| GIVEN REQUEST |
Retype the material that follows, keeping every word as it is.

| EXERCISE MATERIALS |
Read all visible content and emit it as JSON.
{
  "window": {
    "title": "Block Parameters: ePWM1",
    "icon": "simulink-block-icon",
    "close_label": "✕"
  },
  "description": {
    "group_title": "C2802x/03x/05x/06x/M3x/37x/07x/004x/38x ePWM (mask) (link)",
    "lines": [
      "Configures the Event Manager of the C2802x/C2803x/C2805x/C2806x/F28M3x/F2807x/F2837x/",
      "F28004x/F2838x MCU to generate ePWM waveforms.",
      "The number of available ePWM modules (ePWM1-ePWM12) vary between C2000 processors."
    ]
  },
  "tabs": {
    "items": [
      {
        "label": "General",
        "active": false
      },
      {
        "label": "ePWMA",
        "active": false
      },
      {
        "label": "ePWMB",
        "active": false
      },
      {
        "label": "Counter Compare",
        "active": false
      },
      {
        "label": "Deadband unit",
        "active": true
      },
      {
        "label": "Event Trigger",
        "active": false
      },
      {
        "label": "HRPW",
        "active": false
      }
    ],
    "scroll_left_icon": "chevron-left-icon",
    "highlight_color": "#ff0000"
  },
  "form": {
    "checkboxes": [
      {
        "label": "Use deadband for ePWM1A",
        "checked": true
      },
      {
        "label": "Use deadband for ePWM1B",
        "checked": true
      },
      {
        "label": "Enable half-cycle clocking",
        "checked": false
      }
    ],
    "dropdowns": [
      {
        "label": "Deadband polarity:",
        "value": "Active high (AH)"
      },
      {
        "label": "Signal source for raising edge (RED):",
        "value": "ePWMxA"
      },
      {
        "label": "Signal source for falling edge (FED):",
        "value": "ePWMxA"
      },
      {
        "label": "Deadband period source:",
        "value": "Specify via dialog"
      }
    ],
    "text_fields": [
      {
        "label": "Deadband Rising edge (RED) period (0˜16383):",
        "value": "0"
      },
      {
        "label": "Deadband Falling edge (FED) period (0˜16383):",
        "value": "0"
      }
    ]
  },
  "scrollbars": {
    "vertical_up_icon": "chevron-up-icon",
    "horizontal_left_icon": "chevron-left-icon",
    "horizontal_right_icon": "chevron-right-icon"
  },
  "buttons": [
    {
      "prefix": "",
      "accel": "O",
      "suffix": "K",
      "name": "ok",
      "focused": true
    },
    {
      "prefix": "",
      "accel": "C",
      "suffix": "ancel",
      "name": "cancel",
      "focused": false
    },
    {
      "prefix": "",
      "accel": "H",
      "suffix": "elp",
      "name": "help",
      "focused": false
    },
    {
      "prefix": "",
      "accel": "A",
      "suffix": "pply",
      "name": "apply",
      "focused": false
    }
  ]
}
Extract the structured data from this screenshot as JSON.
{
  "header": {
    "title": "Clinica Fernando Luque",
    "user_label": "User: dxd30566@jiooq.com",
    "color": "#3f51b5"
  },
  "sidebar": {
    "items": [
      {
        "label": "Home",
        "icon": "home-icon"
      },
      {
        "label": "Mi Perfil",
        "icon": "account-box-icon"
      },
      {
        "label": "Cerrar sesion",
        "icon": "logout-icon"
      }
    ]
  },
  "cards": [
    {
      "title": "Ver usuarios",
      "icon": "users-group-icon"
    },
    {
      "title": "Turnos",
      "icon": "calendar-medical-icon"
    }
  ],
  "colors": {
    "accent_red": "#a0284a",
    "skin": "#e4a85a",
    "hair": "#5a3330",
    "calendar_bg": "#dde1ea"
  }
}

| SOLUTION FOR THIS PROBLEM |
Read all visible content and emit it as JSON.
{
  "window": {
    "title": "Block Parameters: ePWM1",
    "icon": "simulink-block-icon",
    "close_label": "✕"
  },
  "description": {
    "group_title": "C2802x/03x/05x/06x/M3x/37x/07x/004x/38x ePWM (mask) (link)",
    "lines": [
      "Configures the Event Manager of the C2802x/C2803x/C2805x/C2806x/F28M3x/F2807x/F2837x/",
      "F28004x/F2838x MCU to generate ePWM waveforms.",
      "The number of available ePWM modules (ePWM1-ePWM12) vary between C2000 processors."
    ]
  },
  "tabs": {
    "items": [
      {
        "label": "General",
        "active": false
      },
      {
        "label": "ePWMA",
        "active": false
      },
      {
        "label": "ePWMB",
        "active": false
      },
      {
        "label": "Counter Compare",
        "active": false
      },
      {
        "label": "Deadband unit",
        "active": true
      },
      {
        "label": "Event Trigger",
        "active": false
      },
      {
        "label": "HRPW",
        "active": false
      }
    ],
    "scroll_left_icon": "chevron-left-icon",
    "highlight_color": "#ff0000"
  },
  "form": {
    "checkboxes": [
      {
        "label": "Use deadband for ePWM1A",
        "checked": true
      },
      {
        "label": "Use deadband for ePWM1B",
        "checked": true
      },
      {
        "label": "Enable half-cycle clocking",
        "checked": false
      }
    ],
    "dropdowns": [
      {
        "label": "Deadband polarity:",
        "value": "Active high (AH)"
      },
      {
        "label": "Signal source for raising edge (RED):",
        "value": "ePWMxA"
      },
      {
        "label": "Signal source for falling edge (FED):",
        "value": "ePWMxA"
      },
      {
        "label": "Deadband period source:",
        "value": "Specify via dialog"
      }
    ],
    "text_fields": [
      {
        "label": "Deadband Rising edge (RED) period (0˜16383):",
        "value": "0"
      },
      {
        "label": "Deadband Falling edge (FED) period (0˜16383):",
        "value": "0"
      }
    ]
  },
  "scrollbars": {
    "vertical_up_icon": "chevron-up-icon",
    "horizontal_left_icon": "chevron-left-icon",
    "horizontal_right_icon": "chevron-right-icon"
  },
  "buttons": [
    {
      "prefix": "",
      "accel": "O",
      "suffix": "K",
      "name": "ok",
      "focused": true
    },
    {
      "prefix": "",
      "accel": "C",
      "suffix": "ancel",
      "name": "cancel",
      "focused": false
    },
    {
      "prefix": "",
      "accel": "H",
      "suffix": "elp",
      "name": "help",
      "focused": false
    },
    {
      "prefix": "",
      "accel": "A",
      "suffix": "pply",
      "name": "apply",
      "focused": false
    }
  ]
}
Extract the structured data from this screenshot as JSON.
{
  "header": {
    "title": "Clinica Fernando Luque",
    "user_label": "User: dxd30566@jiooq.com",
    "color": "#3f51b5"
  },
  "sidebar": {
    "items": [
      {
        "label": "Home",
        "icon": "home-icon"
      },
      {
        "label": "Mi Perfil",
        "icon": "account-box-icon"
      },
      {
        "label": "Cerrar sesion",
        "icon": "logout-icon"
      }
    ]
  },
  "cards": [
    {
      "title": "Ver usuarios",
      "icon": "users-group-icon"
    },
    {
      "title": "Turnos",
      "icon": "calendar-medical-icon"
    }
  ],
  "colors": {
    "accent_red": "#a0284a",
    "skin": "#e4a85a",
    "hair": "#5a3330",
    "calendar_bg": "#dde1ea"
  }
}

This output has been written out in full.